### Short exercise
Set down each record exactly as written.

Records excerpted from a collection

☆ ☆ ☆ ☆

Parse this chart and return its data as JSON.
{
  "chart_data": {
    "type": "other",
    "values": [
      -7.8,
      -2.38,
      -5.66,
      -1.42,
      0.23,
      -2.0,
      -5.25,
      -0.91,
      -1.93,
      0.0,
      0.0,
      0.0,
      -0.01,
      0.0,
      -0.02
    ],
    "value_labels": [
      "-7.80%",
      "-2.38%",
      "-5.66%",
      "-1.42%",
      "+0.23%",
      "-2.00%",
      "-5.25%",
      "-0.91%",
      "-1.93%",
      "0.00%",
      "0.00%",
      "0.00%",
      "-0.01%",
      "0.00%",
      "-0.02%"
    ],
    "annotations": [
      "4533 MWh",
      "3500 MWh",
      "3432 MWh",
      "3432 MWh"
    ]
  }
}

☆ ☆ ☆ ☆

### Task answer
Parse this chart and return its data as JSON.
{
  "chart_data": {
    "type": "other",
    "values": [
      -7.8,
      -2.38,
      -5.66,
      -1.42,
      0.23,
      -2.0,
      -5.25,
      -0.91,
      -1.93,
      0.0,
      0.0,
      0.0,
      -0.01,
      0.0,
      -0.02
    ],
    "value_labels": [
      "-7.80%",
      "-2.38%",
      "-5.66%",
      "-1.42%",
      "+0.23%",
      "-2.00%",
      "-5.25%",
      "-0.91%",
      "-1.93%",
      "0.00%",
      "0.00%",
      "0.00%",
      "-0.01%",
      "0.00%",
      "-0.02%"
    ],
    "annotations": [
      "4533 MWh",
      "3500 MWh",
      "3432 MWh",
      "3432 MWh"
    ]
  }
}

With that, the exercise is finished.